WHAT YOU SHOULD DO
Here are some records. Copy each one exactly.

RECORDS SUPPLIED
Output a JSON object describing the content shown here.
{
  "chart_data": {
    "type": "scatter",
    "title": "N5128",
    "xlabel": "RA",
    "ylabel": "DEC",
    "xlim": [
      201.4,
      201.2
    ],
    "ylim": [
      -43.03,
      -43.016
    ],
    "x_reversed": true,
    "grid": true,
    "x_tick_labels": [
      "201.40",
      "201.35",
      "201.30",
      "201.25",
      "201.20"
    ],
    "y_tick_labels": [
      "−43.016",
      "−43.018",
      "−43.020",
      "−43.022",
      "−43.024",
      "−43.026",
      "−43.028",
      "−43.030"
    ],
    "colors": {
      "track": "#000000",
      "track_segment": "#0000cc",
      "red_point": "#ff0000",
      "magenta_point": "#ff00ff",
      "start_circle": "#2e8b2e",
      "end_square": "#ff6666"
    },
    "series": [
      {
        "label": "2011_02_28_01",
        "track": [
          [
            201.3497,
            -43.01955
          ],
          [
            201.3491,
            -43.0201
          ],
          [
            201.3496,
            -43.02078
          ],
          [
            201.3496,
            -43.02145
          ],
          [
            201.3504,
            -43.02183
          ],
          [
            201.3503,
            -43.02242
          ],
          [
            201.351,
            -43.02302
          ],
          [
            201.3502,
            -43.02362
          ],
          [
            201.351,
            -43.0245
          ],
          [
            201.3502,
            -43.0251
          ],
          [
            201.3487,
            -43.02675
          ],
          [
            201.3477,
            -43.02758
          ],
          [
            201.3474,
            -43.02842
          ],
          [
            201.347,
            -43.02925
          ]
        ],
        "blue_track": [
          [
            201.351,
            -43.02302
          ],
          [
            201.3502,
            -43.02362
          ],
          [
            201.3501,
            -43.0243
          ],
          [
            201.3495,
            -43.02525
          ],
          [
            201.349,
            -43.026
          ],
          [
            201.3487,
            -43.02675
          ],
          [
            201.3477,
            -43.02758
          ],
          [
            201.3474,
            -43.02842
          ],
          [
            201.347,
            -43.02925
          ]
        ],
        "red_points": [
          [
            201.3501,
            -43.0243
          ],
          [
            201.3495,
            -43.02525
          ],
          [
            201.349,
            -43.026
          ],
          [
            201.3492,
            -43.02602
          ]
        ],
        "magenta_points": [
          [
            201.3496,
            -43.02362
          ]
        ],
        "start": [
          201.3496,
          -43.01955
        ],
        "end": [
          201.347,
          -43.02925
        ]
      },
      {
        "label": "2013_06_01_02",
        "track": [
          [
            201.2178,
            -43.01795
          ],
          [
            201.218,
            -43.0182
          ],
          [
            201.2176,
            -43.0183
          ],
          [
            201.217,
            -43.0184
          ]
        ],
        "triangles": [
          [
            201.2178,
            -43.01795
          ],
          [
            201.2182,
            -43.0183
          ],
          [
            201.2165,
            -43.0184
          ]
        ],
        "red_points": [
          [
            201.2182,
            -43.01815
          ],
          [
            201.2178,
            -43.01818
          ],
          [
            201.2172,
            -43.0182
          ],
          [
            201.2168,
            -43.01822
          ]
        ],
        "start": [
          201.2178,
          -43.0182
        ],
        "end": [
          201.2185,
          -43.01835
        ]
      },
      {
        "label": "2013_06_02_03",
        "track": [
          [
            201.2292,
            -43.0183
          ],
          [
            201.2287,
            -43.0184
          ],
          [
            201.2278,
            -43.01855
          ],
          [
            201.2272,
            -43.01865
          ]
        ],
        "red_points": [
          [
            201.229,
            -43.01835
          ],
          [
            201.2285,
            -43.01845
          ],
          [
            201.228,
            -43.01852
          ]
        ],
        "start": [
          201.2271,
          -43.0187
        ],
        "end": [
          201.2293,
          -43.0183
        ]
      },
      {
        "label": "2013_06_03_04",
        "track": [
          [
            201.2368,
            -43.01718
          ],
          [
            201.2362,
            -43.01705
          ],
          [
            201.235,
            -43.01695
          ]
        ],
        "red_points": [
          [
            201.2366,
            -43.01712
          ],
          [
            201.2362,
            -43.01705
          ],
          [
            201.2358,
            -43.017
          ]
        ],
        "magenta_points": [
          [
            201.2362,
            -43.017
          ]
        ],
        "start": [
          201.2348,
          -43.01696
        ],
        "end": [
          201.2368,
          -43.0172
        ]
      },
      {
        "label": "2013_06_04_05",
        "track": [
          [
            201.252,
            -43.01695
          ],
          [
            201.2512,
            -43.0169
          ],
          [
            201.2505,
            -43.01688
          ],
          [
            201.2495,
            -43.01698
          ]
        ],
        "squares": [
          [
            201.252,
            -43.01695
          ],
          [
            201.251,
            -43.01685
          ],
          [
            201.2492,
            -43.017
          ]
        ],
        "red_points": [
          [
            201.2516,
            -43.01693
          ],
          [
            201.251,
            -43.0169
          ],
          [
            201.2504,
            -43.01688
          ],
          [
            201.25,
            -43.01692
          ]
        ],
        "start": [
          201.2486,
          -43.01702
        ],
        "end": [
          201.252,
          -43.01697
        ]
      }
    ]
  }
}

TASK OUTPUT
Output a JSON object describing the content shown here.
{
  "chart_data": {
    "type": "scatter",
    "title": "N5128",
    "xlabel": "RA",
    "ylabel": "DEC",
    "xlim": [
      201.4,
      201.2
    ],
    "ylim": [
      -43.03,
      -43.016
    ],
    "x_reversed": true,
    "grid": true,
    "x_tick_labels": [
      "201.40",
      "201.35",
      "201.30",
      "201.25",
      "201.20"
    ],
    "y_tick_labels": [
      "−43.016",
      "−43.018",
      "−43.020",
      "−43.022",
      "−43.024",
      "−43.026",
      "−43.028",
      "−43.030"
    ],
    "colors": {
      "track": "#000000",
      "track_segment": "#0000cc",
      "red_point": "#ff0000",
      "magenta_point": "#ff00ff",
      "start_circle": "#2e8b2e",
      "end_square": "#ff6666"
    },
    "series": [
      {
        "label": "2011_02_28_01",
        "track": [
          [
            201.3497,
            -43.01955
          ],
          [
            201.3491,
            -43.0201
          ],
          [
            201.3496,
            -43.02078
          ],
          [
            201.3496,
            -43.02145
          ],
          [
            201.3504,
            -43.02183
          ],
          [
            201.3503,
            -43.02242
          ],
          [
            201.351,
            -43.02302
          ],
          [
            201.3502,
            -43.02362
          ],
          [
            201.351,
            -43.0245
          ],
          [
            201.3502,
            -43.0251
          ],
          [
            201.3487,
            -43.02675
          ],
          [
            201.3477,
            -43.02758
          ],
          [
            201.3474,
            -43.02842
          ],
          [
            201.347,
            -43.02925
          ]
        ],
        "blue_track": [
          [
            201.351,
            -43.02302
          ],
          [
            201.3502,
            -43.02362
          ],
          [
            201.3501,
            -43.0243
          ],
          [
            201.3495,
            -43.02525
          ],
          [
            201.349,
            -43.026
          ],
          [
            201.3487,
            -43.02675
          ],
          [
            201.3477,
            -43.02758
          ],
          [
            201.3474,
            -43.02842
          ],
          [
            201.347,
            -43.02925
          ]
        ],
        "red_points": [
          [
            201.3501,
            -43.0243
          ],
          [
            201.3495,
            -43.02525
          ],
          [
            201.349,
            -43.026
          ],
          [
            201.3492,
            -43.02602
          ]
        ],
        "magenta_points": [
          [
            201.3496,
            -43.02362
          ]
        ],
        "start": [
          201.3496,
          -43.01955
        ],
        "end": [
          201.347,
          -43.02925
        ]
      },
      {
        "label": "2013_06_01_02",
        "track": [
          [
            201.2178,
            -43.01795
          ],
          [
            201.218,
            -43.0182
          ],
          [
            201.2176,
            -43.0183
          ],
          [
            201.217,
            -43.0184
          ]
        ],
        "triangles": [
          [
            201.2178,
            -43.01795
          ],
          [
            201.2182,
            -43.0183
          ],
          [
            201.2165,
            -43.0184
          ]
        ],
        "red_points": [
          [
            201.2182,
            -43.01815
          ],
          [
            201.2178,
            -43.01818
          ],
          [
            201.2172,
            -43.0182
          ],
          [
            201.2168,
            -43.01822
          ]
        ],
        "start": [
          201.2178,
          -43.0182
        ],
        "end": [
          201.2185,
          -43.01835
        ]
      },
      {
        "label": "2013_06_02_03",
        "track": [
          [
            201.2292,
            -43.0183
          ],
          [
            201.2287,
            -43.0184
          ],
          [
            201.2278,
            -43.01855
          ],
          [
            201.2272,
            -43.01865
          ]
        ],
        "red_points": [
          [
            201.229,
            -43.01835
          ],
          [
            201.2285,
            -43.01845
          ],
          [
            201.228,
            -43.01852
          ]
        ],
        "start": [
          201.2271,
          -43.0187
        ],
        "end": [
          201.2293,
          -43.0183
        ]
      },
      {
        "label": "2013_06_03_04",
        "track": [
          [
            201.2368,
            -43.01718
          ],
          [
            201.2362,
            -43.01705
          ],
          [
            201.235,
            -43.01695
          ]
        ],
        "red_points": [
          [
            201.2366,
            -43.01712
          ],
          [
            201.2362,
            -43.01705
          ],
          [
            201.2358,
            -43.017
          ]
        ],
        "magenta_points": [
          [
            201.2362,
            -43.017
          ]
        ],
        "start": [
          201.2348,
          -43.01696
        ],
        "end": [
          201.2368,
          -43.0172
        ]
      },
      {
        "label": "2013_06_04_05",
        "track": [
          [
            201.252,
            -43.01695
          ],
          [
            201.2512,
            -43.0169
          ],
          [
            201.2505,
            -43.01688
          ],
          [
            201.2495,
            -43.01698
          ]
        ],
        "squares": [
          [
            201.252,
            -43.01695
          ],
          [
            201.251,
            -43.01685
          ],
          [
            201.2492,
            -43.017
          ]
        ],
        "red_points": [
          [
            201.2516,
            -43.01693
          ],
          [
            201.251,
            -43.0169
          ],
          [
            201.2504,
            -43.01688
          ],
          [
            201.25,
            -43.01692
          ]
        ],
        "start": [
          201.2486,
          -43.01702
        ],
        "end": [
          201.252,
          -43.01697
        ]
      }
    ]
  }
}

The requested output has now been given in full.